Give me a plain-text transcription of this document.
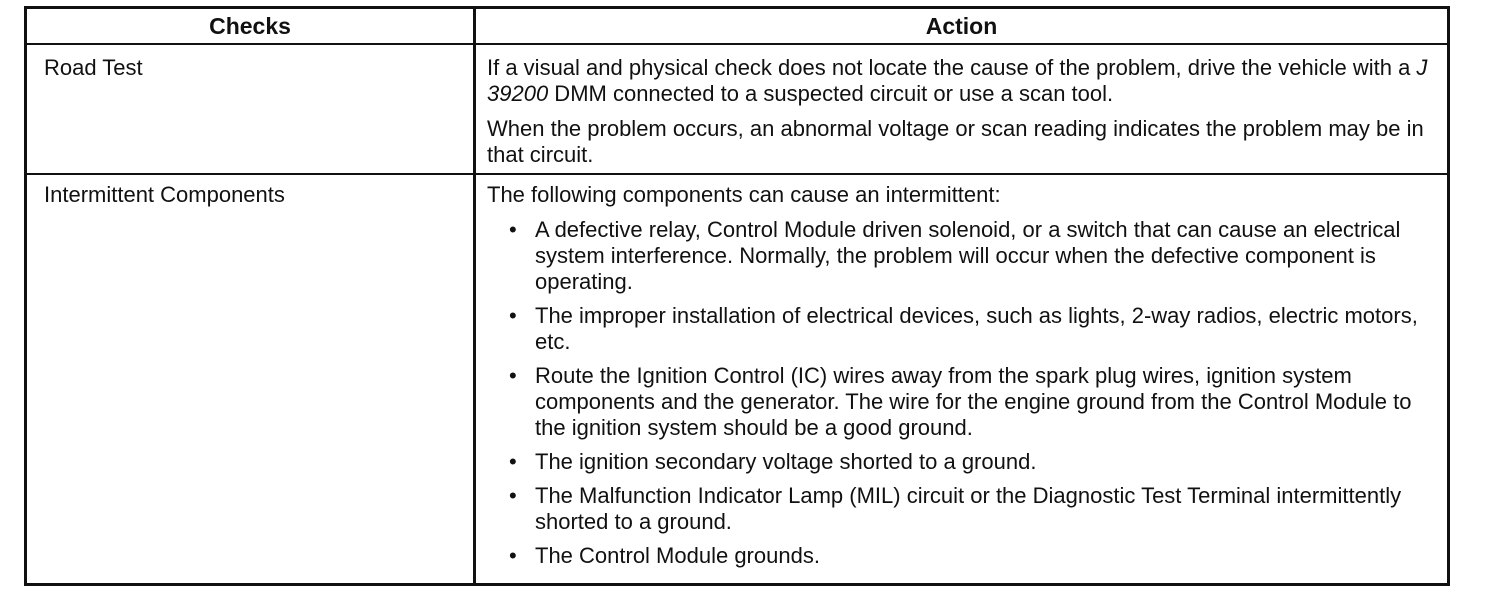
Checks	Action
Road Test	If a visual and physical check does not locate the cause of the problem, drive the vehicle with a J 39200 DMM connected to a suspected circuit or use a scan tool.

When the problem occurs, an abnormal voltage or scan reading indicates the problem may be in that circuit.

Intermittent Components	The following components can cause an intermittent:

• A defective relay, Control Module driven solenoid, or a switch that can cause an electrical system interference. Normally, the problem will occur when the defective component is operating.
• The improper installation of electrical devices, such as lights, 2-way radios, electric motors, etc.
• Route the Ignition Control (IC) wires away from the spark plug wires, ignition system components and the generator. The wire for the engine ground from the Control Module to the ignition system should be a good ground.
• The ignition secondary voltage shorted to a ground.
• The Malfunction Indicator Lamp (MIL) circuit or the Diagnostic Test Terminal intermittently shorted to a ground.
• The Control Module grounds.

[Stated problem] From the listing above, print every entry precisely and drop the pictures.

[Written solution]
Give me a plain-text transcription of this document.
Checks	Action
Road Test	If a visual and physical check does not locate the cause of the problem, drive the vehicle with a J 39200 DMM connected to a suspected circuit or use a scan tool.

When the problem occurs, an abnormal voltage or scan reading indicates the problem may be in that circuit.

Intermittent Components	The following components can cause an intermittent:

• A defective relay, Control Module driven solenoid, or a switch that can cause an electrical system interference. Normally, the problem will occur when the defective component is operating.
• The improper installation of electrical devices, such as lights, 2-way radios, electric motors, etc.
• Route the Ignition Control (IC) wires away from the spark plug wires, ignition system components and the generator. The wire for the engine ground from the Control Module to the ignition system should be a good ground.
• The ignition secondary voltage shorted to a ground.
• The Malfunction Indicator Lamp (MIL) circuit or the Diagnostic Test Terminal intermittently shorted to a ground.
• The Control Module grounds.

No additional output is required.